What you should do — Report every line of the material that contains the string "nPark".

== Data to process

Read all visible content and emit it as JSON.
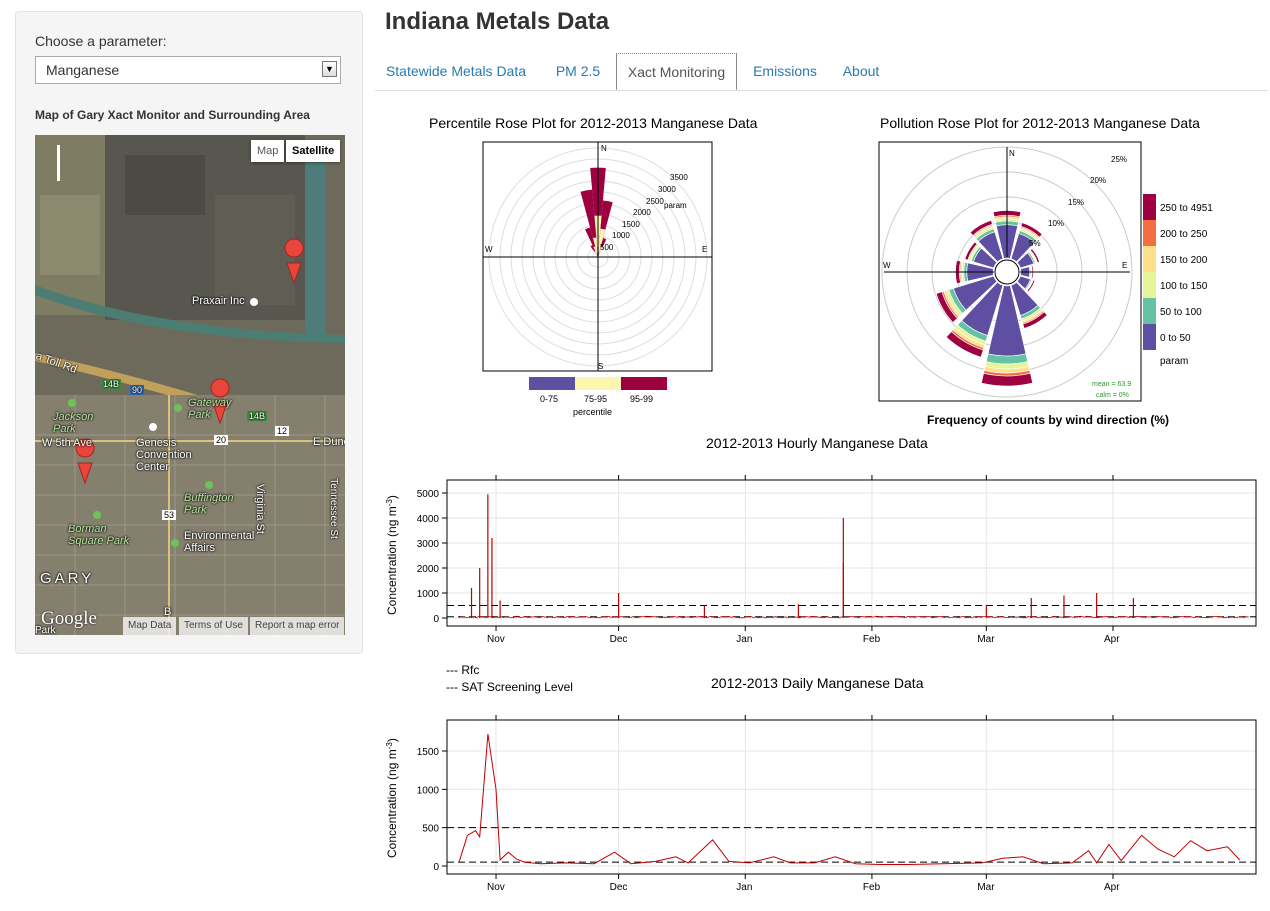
{
  "app": {
    "title": "Indiana Metals Data"
  },
  "sidebar": {
    "param_label": "Choose a parameter:",
    "param_value": "Manganese",
    "map_title": "Map of Gary Xact Monitor and Surrounding Area",
    "map": {
      "type_buttons": [
        "Map",
        "Satellite"
      ],
      "active_type": "Satellite",
      "labels": {
        "praxair": "Praxair Inc",
        "toll_rd": "a Toll Rd",
        "jackson_park": "Jackson\nPark",
        "gateway_park": "Gateway\nPark",
        "w5th": "W 5th Ave",
        "genesis": "Genesis\nConvention\nCenter",
        "buffington": "Buffington\nPark",
        "virginia": "Virginia St",
        "tennessee": "Tennessee St",
        "borman": "Borman\nSquare Park",
        "environmental": "Environmental\nAffairs",
        "gary": "GARY",
        "edune": "E Dune",
        "park": "Park",
        "b": "B"
      },
      "shields": [
        "14B",
        "90",
        "14B",
        "12",
        "20",
        "53"
      ],
      "footer": [
        "Map Data",
        "Terms of Use",
        "Report a map error"
      ],
      "google": "Google"
    }
  },
  "tabs": [
    {
      "label": "Statewide Metals Data",
      "active": false
    },
    {
      "label": "PM 2.5",
      "active": false
    },
    {
      "label": "Xact Monitoring",
      "active": true
    },
    {
      "label": "Emissions",
      "active": false
    },
    {
      "label": "About",
      "active": false
    }
  ],
  "colors": {
    "link": "#2a7ab0",
    "series": "#c00000",
    "purple": "#5e4fa2",
    "cream": "#fdf5b0",
    "maroon": "#9e0142"
  },
  "chart_data": [
    {
      "type": "polar",
      "title": "Percentile Rose Plot for 2012-2013 Manganese Data",
      "directions": [
        "N",
        "E",
        "S",
        "W"
      ],
      "radial_ticks": [
        500,
        1000,
        1500,
        2000,
        2500,
        3000,
        3500
      ],
      "radial_label": "param",
      "legend": {
        "title": "percentile",
        "entries": [
          {
            "label": "0-75",
            "color": "#5e4fa2"
          },
          {
            "label": "75-95",
            "color": "#fdf5b0"
          },
          {
            "label": "95-99",
            "color": "#9e0142"
          }
        ]
      },
      "percentile_by_direction": [
        {
          "dir": 0,
          "p75": 300,
          "p95": 1900,
          "p99": 4100
        },
        {
          "dir": 10,
          "p75": 250,
          "p95": 1300,
          "p99": 2600
        },
        {
          "dir": 20,
          "p75": 150,
          "p95": 500,
          "p99": 900
        },
        {
          "dir": 350,
          "p75": 200,
          "p95": 900,
          "p99": 3100
        },
        {
          "dir": 340,
          "p75": 150,
          "p95": 500,
          "p99": 1400
        },
        {
          "dir": 330,
          "p75": 100,
          "p95": 300,
          "p99": 600
        }
      ]
    },
    {
      "type": "polar",
      "title": "Pollution Rose Plot for 2012-2013 Manganese Data",
      "caption": "Frequency of counts by wind direction (%)",
      "directions": [
        "N",
        "E",
        "W"
      ],
      "radial_ticks": [
        "5%",
        "10%",
        "15%",
        "20%",
        "25%"
      ],
      "legend": {
        "title": "param",
        "entries": [
          {
            "label": "250 to 4951",
            "color": "#9e0142"
          },
          {
            "label": "200 to 250",
            "color": "#f46d43"
          },
          {
            "label": "150 to 200",
            "color": "#fee08b"
          },
          {
            "label": "100 to 150",
            "color": "#e6f598"
          },
          {
            "label": "50 to 100",
            "color": "#66c2a5"
          },
          {
            "label": "0 to 50",
            "color": "#5e4fa2"
          }
        ]
      },
      "stats": {
        "mean": "mean = 63.9",
        "calm": "calm = 0%"
      },
      "frequency_pct_by_direction": [
        {
          "dir": 0,
          "freq": 9.5
        },
        {
          "dir": 30,
          "freq": 7.5
        },
        {
          "dir": 60,
          "freq": 4
        },
        {
          "dir": 90,
          "freq": 2.5
        },
        {
          "dir": 120,
          "freq": 3
        },
        {
          "dir": 150,
          "freq": 9
        },
        {
          "dir": 180,
          "freq": 20
        },
        {
          "dir": 210,
          "freq": 15
        },
        {
          "dir": 240,
          "freq": 12
        },
        {
          "dir": 270,
          "freq": 7.5
        },
        {
          "dir": 300,
          "freq": 6
        },
        {
          "dir": 330,
          "freq": 8
        }
      ]
    },
    {
      "type": "line",
      "title": "2012-2013 Hourly Manganese Data",
      "ylabel": "Concentration (ng m^-3)",
      "yticks": [
        0,
        1000,
        2000,
        3000,
        4000,
        5000
      ],
      "xticks": [
        "Nov",
        "Dec",
        "Jan",
        "Feb",
        "Mar",
        "Apr"
      ],
      "hlines": [
        {
          "name": "Rfc",
          "value": 50
        },
        {
          "name": "SAT Screening Level",
          "value": 500
        }
      ],
      "legend": [
        "--- Rfc",
        "--- SAT Screening Level"
      ],
      "spikes": [
        {
          "date": "2012-10-26",
          "value": 1200
        },
        {
          "date": "2012-10-28",
          "value": 2000
        },
        {
          "date": "2012-10-30",
          "value": 4950
        },
        {
          "date": "2012-10-31",
          "value": 3200
        },
        {
          "date": "2012-11-02",
          "value": 700
        },
        {
          "date": "2012-12-01",
          "value": 1000
        },
        {
          "date": "2012-12-22",
          "value": 500
        },
        {
          "date": "2013-01-14",
          "value": 550
        },
        {
          "date": "2013-01-25",
          "value": 4000
        },
        {
          "date": "2013-01-25",
          "value": 2200
        },
        {
          "date": "2013-03-01",
          "value": 500
        },
        {
          "date": "2013-03-12",
          "value": 800
        },
        {
          "date": "2013-03-20",
          "value": 900
        },
        {
          "date": "2013-03-28",
          "value": 1000
        },
        {
          "date": "2013-04-06",
          "value": 800
        }
      ]
    },
    {
      "type": "line",
      "title": "2012-2013 Daily Manganese Data",
      "ylabel": "Concentration (ng m^-3)",
      "yticks": [
        0,
        500,
        1000,
        1500
      ],
      "xticks": [
        "Nov",
        "Dec",
        "Jan",
        "Feb",
        "Mar",
        "Apr"
      ],
      "hlines": [
        {
          "name": "Rfc",
          "value": 50
        },
        {
          "name": "SAT Screening Level",
          "value": 500
        }
      ],
      "points": [
        [
          "2012-10-23",
          60
        ],
        [
          "2012-10-25",
          400
        ],
        [
          "2012-10-27",
          460
        ],
        [
          "2012-10-28",
          380
        ],
        [
          "2012-10-30",
          1720
        ],
        [
          "2012-11-01",
          1000
        ],
        [
          "2012-11-02",
          80
        ],
        [
          "2012-11-04",
          180
        ],
        [
          "2012-11-06",
          90
        ],
        [
          "2012-11-08",
          50
        ],
        [
          "2012-11-12",
          30
        ],
        [
          "2012-11-18",
          40
        ],
        [
          "2012-11-25",
          30
        ],
        [
          "2012-11-30",
          180
        ],
        [
          "2012-12-04",
          30
        ],
        [
          "2012-12-10",
          60
        ],
        [
          "2012-12-15",
          120
        ],
        [
          "2012-12-18",
          40
        ],
        [
          "2012-12-24",
          340
        ],
        [
          "2012-12-28",
          60
        ],
        [
          "2013-01-02",
          40
        ],
        [
          "2013-01-08",
          120
        ],
        [
          "2013-01-12",
          40
        ],
        [
          "2013-01-18",
          40
        ],
        [
          "2013-01-23",
          120
        ],
        [
          "2013-01-28",
          30
        ],
        [
          "2013-02-03",
          20
        ],
        [
          "2013-02-10",
          20
        ],
        [
          "2013-02-28",
          40
        ],
        [
          "2013-03-05",
          100
        ],
        [
          "2013-03-10",
          120
        ],
        [
          "2013-03-15",
          30
        ],
        [
          "2013-03-22",
          40
        ],
        [
          "2013-03-26",
          200
        ],
        [
          "2013-03-28",
          40
        ],
        [
          "2013-03-31",
          280
        ],
        [
          "2013-04-03",
          70
        ],
        [
          "2013-04-08",
          400
        ],
        [
          "2013-04-12",
          220
        ],
        [
          "2013-04-16",
          120
        ],
        [
          "2013-04-20",
          330
        ],
        [
          "2013-04-24",
          200
        ],
        [
          "2013-04-29",
          250
        ],
        [
          "2013-05-02",
          80
        ]
      ]
    }
  ]
}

====

Exercise result —
        "jackson_park": "Jackson\nPark",
        "gateway_park": "Gateway\nPark",
        "buffington": "Buffington\nPark",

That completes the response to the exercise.